JOB:
Look through the listing for the word "paviršiams". Copy each line that has it.

Stored records:

(begin)

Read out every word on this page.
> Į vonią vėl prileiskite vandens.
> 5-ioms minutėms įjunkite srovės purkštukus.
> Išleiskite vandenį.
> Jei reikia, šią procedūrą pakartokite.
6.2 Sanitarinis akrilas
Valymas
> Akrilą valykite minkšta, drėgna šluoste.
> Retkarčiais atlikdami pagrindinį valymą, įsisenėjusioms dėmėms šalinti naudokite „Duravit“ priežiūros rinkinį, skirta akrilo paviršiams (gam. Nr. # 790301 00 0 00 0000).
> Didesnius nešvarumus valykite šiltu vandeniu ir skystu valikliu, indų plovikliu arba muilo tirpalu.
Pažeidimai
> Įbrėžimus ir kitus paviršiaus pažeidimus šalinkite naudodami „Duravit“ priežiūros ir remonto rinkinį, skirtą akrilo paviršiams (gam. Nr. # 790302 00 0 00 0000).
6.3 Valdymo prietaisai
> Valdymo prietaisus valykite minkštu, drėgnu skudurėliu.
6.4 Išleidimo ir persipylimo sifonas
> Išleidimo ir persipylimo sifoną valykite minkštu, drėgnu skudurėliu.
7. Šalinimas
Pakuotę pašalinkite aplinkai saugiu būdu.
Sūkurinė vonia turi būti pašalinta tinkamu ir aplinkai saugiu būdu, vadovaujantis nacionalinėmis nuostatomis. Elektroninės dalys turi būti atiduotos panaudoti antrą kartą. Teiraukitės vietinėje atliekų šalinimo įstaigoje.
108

(end)
(begin)

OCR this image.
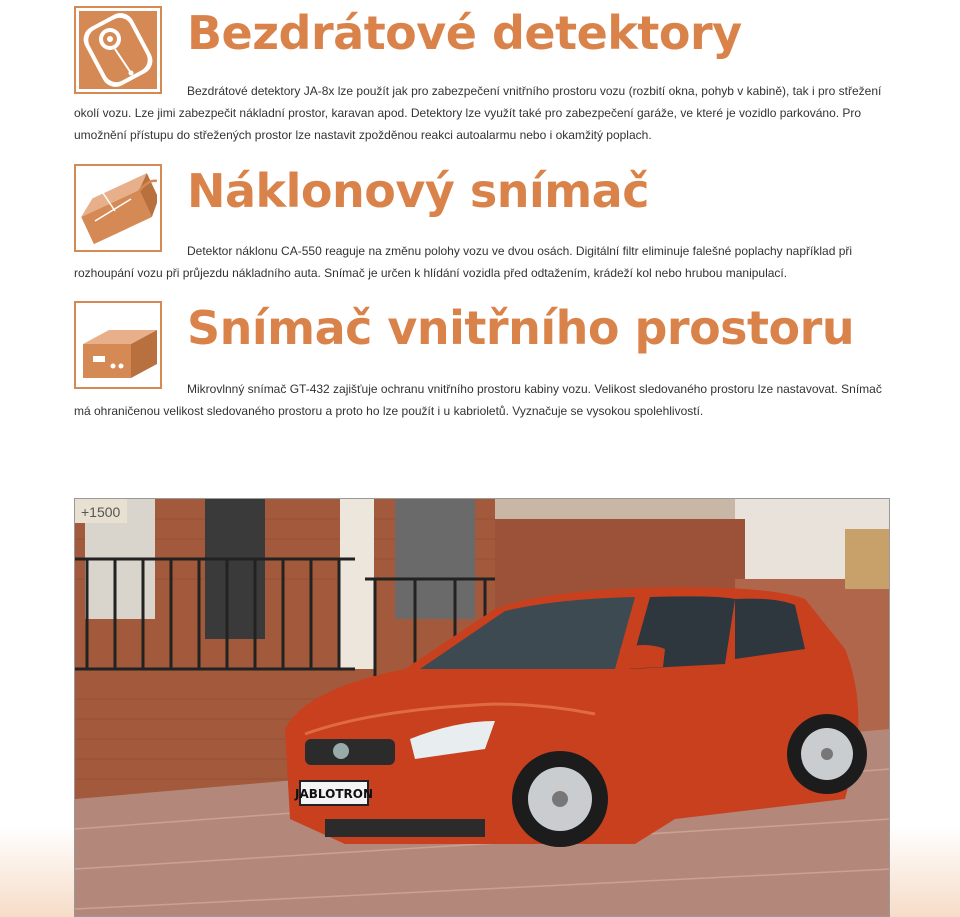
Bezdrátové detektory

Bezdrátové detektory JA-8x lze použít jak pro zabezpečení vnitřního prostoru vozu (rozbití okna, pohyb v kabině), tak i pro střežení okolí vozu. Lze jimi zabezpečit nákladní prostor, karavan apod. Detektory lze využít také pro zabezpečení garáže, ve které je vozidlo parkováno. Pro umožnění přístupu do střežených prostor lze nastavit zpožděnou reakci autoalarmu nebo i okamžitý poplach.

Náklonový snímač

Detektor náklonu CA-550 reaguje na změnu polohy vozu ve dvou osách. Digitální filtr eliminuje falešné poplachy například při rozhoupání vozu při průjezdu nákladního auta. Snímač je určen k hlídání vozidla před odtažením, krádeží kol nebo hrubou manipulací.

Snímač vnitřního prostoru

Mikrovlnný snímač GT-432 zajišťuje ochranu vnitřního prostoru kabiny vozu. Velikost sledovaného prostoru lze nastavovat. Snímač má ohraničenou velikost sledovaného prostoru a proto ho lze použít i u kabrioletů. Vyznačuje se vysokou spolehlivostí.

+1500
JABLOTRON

(end)

SOLUTION TO THIS EXERCISE:
> Retkarčiais atlikdami pagrindinį valymą, įsisenėjusioms dėmėms šalinti naudokite „Duravit“ priežiūros rinkinį, skirta akrilo paviršiams (gam. Nr. # 790301 00 0 00 0000).
> Įbrėžimus ir kitus paviršiaus pažeidimus šalinkite naudodami „Duravit“ priežiūros ir remonto rinkinį, skirtą akrilo paviršiams (gam. Nr. # 790302 00 0 00 0000).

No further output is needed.